Página:

+-------+

Ora, sobre se a área a considerar era a totalidade da área comunicada ou se deveria ter sido ou não aplicado um coeficiente de ponderação é, sem dúvida, matéria cuja análise integra o erro de julgamento e que será analisada infra, no momento e lugar próprios. Com efeito, e para efeitos de impugnação dos factos levados ao probatório interessa que foi a Impugnante e ora Recorrente que comunicou que a área alimentar era de 2 360 m2 e não alimentar de 1 575m2, não tendo carreado para os autos qualquer prova em sentido contrário.

Também a questão sobre as relações jurídicas entre cooperantes não tem a relevância que a Recorrente lhe atribui, como veremos de seguida.

Em suma, a crítica dirige-se à valoração da prova que foi feita e à que no seu entender o deveria ter sido, não se tratando, pois, de uma verdadeira e própria impugnação da matéria de facto assente, caindo todo o alegado no chamado erro de julgamento, que melhor será apreciado infra.

Termos em que se rejeita a impugnação da matéria de facto.

Vejamos, agora:

As questões submetidas pela Recorrente à apreciação deste Tribunal Central Administrativo Sul (TCAS) não são novas e foram já apreciadas nomeadamente no acórdão de 2023.06.06, proferido no processo que correu termos sob o nº 2573/19.5BELRS e nos acórdãos de 2023.06.22 nos processos nº 81/20.0BEALM e 199/20.0BELRS, os quais subscrevemos na qualidade de 2ª Adjunta e com os quais concordamos e que seguiremos de muito perto.

Vejamos então:

Dizia o artigo 9º do Decreto-Lei nº 119/2012, no segmento relevante para os autos:

Decreto-Lei n.º 119/2012, no segmento relevante para os autos:
«Artigo 9.º
Taxa de segurança alimentar mais
1 - Como contrapartida da garantia de segurança e qualidade alimentar é devido o pagamento, pelos estabelecimentos de comércio alimentar de produtos de origem animal e vegetal, frescos ou congelados, transformados ou crus, a granel ou pré-embalados, de uma taxa anual, cujo valor é fixado entre (euro) 5 e (euro) 8 por metro quadrado de área de venda do estabelecimento, por portaria dos membros do Governo responsáveis pelas áreas das finanças e da agricultura.
2 - Estão isentos do pagamento da taxa a que se refere o número anterior os estabelecimentos com uma área de venda inferior a 2000 m2 ou pertencentes a microempresas desde que:
a) Não pertençam a uma empresa que utilize uma ou mais insígnias e que disponha, a nível nacional, de uma área de venda acumulada igual ou superior a 6000 m2;
b) Não estejam integrados num grupo que disponha, a nível nacional, de uma área de venda acumulada igual ou superior a 6000 m2.

+-------+

Linhas de dados:
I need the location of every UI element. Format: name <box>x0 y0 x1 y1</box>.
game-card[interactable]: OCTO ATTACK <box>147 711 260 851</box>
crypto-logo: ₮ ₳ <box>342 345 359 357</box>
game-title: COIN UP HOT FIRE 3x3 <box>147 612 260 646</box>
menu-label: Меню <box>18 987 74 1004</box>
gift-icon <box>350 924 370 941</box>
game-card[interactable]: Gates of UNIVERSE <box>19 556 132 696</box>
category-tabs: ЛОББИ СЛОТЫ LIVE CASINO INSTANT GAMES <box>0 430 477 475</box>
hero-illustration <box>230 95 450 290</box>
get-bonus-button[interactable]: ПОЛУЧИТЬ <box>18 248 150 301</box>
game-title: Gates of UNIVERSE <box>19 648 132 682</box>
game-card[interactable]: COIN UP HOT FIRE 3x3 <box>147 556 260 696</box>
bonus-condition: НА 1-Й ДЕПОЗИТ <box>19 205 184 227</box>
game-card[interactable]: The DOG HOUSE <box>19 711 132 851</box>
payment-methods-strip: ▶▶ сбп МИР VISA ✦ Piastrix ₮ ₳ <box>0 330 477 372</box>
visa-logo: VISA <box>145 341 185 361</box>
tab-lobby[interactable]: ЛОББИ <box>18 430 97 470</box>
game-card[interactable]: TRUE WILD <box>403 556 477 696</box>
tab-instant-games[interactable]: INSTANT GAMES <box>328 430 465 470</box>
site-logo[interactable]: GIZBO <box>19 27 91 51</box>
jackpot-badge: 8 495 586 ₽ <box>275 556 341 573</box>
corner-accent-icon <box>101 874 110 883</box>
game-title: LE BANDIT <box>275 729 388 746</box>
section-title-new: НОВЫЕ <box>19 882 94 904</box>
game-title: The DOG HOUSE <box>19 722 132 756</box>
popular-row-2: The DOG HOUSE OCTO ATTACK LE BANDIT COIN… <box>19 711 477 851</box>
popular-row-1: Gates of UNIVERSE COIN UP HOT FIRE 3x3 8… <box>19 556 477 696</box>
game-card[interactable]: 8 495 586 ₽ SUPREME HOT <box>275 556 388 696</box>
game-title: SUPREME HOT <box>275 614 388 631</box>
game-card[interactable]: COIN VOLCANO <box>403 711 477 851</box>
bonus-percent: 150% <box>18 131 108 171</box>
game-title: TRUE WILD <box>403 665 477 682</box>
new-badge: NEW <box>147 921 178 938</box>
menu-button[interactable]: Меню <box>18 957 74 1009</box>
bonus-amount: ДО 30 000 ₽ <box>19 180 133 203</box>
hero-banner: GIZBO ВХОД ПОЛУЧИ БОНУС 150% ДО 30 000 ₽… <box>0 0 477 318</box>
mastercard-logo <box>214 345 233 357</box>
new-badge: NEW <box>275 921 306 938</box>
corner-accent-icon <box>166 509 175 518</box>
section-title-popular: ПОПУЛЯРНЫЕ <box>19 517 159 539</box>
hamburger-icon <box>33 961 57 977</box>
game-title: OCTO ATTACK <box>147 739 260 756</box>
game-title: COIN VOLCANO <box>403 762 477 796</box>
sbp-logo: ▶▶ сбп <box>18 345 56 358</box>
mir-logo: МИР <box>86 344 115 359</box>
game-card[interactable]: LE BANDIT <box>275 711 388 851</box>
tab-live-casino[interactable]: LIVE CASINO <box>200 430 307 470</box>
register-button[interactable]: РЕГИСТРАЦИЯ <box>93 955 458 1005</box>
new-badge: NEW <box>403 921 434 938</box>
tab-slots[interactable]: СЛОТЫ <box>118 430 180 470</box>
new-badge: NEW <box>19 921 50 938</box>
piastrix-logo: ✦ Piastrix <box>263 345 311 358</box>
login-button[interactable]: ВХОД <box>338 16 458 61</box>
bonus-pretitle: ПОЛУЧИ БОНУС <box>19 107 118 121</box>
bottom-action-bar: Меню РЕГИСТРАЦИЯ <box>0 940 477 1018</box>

+-------+

Objetivo 1: Na página, qual área alimentar a Recorrente comunicou?
Objetivo 2: Reproduza o trecho da página que vai de "Ora, sobre se" a "veremos de seguida.".

Resultado final 1: A Recorrente comunicou uma área alimentar de 2 360 m2.

Resultado final 2:
Ora, sobre se a área a considerar era a totalidade da área comunicada ou se deveria ter sido ou não aplicado um coeficiente de ponderação é, sem dúvida, matéria cuja análise integra o erro de julgamento e que será analisada infra, no momento e lugar próprios. Com efeito, e para efeitos de impugnação dos factos levados ao probatório interessa que foi a Impugnante e ora Recorrente que comunicou que a área alimentar era de 2 360 m2 e não alimentar de 1 575m2, não tendo carreado para os autos qualquer prova em sentido contrário.

Também a questão sobre as relações jurídicas entre cooperantes não tem a relevância que a Recorrente lhe atribui, como veremos de seguida.